### [Objective]
How many lines of these entries include the string "JSON"? State the number alone.

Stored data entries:
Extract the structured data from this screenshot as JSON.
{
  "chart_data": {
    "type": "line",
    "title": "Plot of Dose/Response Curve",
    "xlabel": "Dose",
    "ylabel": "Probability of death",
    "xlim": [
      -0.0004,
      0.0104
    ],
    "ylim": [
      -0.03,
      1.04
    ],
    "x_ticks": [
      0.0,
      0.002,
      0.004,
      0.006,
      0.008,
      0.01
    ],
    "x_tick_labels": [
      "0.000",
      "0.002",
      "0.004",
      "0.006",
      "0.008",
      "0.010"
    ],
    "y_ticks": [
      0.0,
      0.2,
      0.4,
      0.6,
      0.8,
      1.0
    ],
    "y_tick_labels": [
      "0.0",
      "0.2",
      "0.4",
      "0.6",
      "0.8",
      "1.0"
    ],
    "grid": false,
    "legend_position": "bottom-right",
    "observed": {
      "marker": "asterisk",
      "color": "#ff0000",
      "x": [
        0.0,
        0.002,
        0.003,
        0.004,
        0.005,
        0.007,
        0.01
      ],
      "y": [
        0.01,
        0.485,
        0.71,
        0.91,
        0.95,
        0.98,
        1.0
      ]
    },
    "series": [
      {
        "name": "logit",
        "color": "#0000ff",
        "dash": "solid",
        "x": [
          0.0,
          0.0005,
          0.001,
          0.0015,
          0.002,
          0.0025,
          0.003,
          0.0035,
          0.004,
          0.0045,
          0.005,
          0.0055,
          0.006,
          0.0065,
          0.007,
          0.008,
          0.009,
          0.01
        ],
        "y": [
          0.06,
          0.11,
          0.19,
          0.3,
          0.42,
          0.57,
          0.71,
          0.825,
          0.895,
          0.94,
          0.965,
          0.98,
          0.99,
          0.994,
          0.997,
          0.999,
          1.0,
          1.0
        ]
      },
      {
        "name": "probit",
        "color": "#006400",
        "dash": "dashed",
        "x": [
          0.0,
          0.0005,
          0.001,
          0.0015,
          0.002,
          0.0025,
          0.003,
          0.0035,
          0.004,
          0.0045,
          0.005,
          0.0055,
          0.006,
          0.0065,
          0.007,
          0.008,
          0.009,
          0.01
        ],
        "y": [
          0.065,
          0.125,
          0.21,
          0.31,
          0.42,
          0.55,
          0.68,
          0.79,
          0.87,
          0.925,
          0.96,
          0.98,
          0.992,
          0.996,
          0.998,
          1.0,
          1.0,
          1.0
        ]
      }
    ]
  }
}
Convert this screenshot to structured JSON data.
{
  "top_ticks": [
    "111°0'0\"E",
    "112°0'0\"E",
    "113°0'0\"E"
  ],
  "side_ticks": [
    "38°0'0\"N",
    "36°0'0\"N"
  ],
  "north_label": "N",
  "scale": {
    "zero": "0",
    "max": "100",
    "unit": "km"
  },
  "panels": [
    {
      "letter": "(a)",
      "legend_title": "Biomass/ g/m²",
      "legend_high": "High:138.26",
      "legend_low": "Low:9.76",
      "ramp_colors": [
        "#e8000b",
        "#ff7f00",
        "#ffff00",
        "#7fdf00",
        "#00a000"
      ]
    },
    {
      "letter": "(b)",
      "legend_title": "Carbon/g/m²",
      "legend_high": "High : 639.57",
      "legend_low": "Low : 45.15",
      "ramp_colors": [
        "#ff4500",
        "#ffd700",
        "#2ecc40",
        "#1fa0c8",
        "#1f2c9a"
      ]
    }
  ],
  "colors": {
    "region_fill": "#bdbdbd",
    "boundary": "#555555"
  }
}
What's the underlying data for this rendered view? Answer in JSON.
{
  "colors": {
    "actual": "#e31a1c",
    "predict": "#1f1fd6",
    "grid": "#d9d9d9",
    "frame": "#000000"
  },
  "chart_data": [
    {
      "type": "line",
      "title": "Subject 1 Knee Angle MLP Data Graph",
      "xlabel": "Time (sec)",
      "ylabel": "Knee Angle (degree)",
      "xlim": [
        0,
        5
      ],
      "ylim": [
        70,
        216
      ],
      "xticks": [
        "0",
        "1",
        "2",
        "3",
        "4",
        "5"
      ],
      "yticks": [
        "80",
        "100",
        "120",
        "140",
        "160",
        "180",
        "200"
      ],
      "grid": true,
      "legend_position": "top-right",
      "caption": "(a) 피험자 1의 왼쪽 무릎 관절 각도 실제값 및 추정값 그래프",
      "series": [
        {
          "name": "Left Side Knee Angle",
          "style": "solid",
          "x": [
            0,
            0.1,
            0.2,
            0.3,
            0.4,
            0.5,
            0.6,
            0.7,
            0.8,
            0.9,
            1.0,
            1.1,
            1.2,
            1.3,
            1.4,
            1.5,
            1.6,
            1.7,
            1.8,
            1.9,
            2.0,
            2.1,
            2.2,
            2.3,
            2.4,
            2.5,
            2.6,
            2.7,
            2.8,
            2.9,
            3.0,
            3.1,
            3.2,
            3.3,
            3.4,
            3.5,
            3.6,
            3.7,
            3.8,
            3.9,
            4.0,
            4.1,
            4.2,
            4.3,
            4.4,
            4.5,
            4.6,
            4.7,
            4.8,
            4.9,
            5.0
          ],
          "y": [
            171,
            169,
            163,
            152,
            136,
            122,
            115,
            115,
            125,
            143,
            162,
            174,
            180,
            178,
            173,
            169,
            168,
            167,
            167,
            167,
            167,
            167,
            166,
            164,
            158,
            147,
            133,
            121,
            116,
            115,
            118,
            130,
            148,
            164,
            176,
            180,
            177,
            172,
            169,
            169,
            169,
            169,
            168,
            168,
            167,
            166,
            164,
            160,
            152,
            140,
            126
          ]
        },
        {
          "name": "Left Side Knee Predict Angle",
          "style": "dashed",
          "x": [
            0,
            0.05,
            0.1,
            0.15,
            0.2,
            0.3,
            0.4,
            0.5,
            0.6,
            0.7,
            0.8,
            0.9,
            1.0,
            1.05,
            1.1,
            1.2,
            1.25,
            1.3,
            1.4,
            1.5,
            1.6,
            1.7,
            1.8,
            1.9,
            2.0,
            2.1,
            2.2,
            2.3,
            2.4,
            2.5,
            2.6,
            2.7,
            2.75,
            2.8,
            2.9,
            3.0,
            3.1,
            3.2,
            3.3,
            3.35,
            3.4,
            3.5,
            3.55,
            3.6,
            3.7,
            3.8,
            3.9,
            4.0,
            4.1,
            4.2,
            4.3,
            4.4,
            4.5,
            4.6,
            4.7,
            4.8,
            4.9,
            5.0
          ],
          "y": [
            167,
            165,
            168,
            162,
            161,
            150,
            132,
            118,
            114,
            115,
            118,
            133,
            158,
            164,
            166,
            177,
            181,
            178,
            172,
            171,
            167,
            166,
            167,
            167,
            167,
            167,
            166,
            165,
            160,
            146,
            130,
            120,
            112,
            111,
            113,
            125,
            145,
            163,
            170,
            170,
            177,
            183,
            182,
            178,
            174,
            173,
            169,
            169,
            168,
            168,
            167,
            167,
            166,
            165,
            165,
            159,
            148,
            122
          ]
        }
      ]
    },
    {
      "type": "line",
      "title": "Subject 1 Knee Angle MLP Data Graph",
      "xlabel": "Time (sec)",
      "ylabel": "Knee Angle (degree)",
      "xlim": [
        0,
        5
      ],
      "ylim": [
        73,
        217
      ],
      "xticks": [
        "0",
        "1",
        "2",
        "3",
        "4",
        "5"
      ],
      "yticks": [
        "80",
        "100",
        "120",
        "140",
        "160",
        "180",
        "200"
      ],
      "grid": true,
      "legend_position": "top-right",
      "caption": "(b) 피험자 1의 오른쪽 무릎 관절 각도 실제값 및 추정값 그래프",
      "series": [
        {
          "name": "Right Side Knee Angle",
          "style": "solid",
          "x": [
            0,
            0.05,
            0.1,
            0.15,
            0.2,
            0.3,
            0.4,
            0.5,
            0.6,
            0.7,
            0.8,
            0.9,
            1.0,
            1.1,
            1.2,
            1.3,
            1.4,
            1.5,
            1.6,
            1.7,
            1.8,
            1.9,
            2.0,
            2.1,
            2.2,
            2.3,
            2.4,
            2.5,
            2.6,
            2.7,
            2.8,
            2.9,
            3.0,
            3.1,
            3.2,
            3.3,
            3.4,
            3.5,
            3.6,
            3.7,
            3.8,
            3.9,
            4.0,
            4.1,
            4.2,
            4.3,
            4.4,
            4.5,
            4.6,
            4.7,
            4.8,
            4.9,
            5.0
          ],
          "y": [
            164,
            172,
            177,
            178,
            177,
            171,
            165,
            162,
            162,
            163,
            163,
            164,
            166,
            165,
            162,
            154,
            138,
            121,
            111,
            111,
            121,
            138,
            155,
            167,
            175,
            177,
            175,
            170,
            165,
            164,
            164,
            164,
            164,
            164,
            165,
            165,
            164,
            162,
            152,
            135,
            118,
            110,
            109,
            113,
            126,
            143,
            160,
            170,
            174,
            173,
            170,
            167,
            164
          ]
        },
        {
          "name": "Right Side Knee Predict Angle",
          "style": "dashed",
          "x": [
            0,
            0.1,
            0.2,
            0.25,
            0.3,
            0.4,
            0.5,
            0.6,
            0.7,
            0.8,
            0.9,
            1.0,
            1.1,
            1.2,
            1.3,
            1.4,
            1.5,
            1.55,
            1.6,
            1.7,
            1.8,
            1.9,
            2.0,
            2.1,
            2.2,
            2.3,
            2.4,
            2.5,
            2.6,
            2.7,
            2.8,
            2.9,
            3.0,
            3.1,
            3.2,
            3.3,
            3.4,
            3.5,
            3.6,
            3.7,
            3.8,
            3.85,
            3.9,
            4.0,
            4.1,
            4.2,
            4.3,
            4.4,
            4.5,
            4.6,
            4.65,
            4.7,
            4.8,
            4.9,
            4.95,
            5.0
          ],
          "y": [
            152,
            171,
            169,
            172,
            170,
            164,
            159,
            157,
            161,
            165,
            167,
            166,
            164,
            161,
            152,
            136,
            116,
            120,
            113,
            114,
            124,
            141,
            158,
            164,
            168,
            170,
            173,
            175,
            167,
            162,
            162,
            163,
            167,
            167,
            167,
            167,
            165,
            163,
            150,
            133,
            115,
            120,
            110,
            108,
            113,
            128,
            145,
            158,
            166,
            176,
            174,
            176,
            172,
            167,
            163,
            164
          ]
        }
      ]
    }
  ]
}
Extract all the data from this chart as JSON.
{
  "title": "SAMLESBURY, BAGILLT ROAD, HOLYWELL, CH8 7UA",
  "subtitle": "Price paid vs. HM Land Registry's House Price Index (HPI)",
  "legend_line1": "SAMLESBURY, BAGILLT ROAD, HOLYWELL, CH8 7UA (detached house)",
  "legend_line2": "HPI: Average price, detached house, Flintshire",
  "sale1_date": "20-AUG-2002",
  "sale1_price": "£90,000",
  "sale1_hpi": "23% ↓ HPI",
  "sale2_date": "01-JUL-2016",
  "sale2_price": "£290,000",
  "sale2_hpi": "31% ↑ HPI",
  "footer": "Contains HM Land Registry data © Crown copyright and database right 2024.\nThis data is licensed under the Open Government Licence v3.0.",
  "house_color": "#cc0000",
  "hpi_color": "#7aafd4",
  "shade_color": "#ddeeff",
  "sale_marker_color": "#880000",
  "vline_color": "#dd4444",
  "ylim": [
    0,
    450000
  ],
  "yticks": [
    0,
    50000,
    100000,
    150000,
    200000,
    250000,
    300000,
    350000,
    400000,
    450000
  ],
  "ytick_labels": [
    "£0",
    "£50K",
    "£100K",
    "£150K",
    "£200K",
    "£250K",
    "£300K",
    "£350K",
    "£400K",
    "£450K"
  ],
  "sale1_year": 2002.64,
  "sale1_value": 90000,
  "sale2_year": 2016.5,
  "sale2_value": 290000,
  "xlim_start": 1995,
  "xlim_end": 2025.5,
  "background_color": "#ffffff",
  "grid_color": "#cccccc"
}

### [Task result]
4